* start Entries *

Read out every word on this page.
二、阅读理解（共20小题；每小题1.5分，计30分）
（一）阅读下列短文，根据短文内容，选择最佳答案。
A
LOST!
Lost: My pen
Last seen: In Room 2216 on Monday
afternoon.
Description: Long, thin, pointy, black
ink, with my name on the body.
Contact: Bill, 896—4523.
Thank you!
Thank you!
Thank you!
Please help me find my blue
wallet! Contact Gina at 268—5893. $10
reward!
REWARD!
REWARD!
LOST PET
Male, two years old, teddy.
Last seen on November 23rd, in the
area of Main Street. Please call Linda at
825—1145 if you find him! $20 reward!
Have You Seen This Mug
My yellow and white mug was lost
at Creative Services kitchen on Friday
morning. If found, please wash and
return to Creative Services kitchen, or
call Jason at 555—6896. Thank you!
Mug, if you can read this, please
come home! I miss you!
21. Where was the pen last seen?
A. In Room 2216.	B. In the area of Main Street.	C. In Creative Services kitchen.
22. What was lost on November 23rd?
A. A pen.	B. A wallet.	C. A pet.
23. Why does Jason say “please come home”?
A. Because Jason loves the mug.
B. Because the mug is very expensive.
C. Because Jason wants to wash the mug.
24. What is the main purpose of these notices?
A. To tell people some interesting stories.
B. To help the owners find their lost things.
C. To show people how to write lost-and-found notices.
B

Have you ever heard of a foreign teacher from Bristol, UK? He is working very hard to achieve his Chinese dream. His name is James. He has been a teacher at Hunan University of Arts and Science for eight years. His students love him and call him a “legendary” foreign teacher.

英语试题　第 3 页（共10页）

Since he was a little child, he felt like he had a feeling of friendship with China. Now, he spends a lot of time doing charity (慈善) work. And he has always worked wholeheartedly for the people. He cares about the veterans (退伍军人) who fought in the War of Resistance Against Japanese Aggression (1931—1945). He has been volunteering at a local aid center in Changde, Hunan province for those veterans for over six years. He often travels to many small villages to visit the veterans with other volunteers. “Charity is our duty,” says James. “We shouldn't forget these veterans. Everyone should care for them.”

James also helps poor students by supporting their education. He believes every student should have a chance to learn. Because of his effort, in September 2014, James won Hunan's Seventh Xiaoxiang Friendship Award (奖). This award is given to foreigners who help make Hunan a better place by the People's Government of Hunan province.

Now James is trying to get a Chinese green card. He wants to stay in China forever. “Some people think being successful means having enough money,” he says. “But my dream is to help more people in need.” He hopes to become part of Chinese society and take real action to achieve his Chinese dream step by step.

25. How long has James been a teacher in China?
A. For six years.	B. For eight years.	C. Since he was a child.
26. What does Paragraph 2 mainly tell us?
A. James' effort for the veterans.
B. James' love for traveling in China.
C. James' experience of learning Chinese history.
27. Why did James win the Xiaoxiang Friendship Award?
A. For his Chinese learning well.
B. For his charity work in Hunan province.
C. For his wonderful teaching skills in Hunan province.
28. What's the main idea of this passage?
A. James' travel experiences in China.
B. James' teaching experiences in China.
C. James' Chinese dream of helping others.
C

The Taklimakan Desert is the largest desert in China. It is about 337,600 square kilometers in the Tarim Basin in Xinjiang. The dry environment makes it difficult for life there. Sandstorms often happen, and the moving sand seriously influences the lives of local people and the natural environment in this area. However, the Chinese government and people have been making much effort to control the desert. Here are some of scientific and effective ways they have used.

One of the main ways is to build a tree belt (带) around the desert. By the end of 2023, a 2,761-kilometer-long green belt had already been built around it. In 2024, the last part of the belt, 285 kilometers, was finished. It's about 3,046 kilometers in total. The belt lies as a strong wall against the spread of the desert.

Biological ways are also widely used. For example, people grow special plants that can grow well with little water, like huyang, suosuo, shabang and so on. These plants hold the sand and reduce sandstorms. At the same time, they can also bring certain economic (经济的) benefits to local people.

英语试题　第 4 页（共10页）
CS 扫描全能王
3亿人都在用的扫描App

* end Entries *

## Set task
Pull out all lines from the entries above in which the word "Room" appears.

## Full output
Last seen: In Room 2216 on Monday
A. In Room 2216.	B. In the area of Main Street.	C. In Creative Services kitchen.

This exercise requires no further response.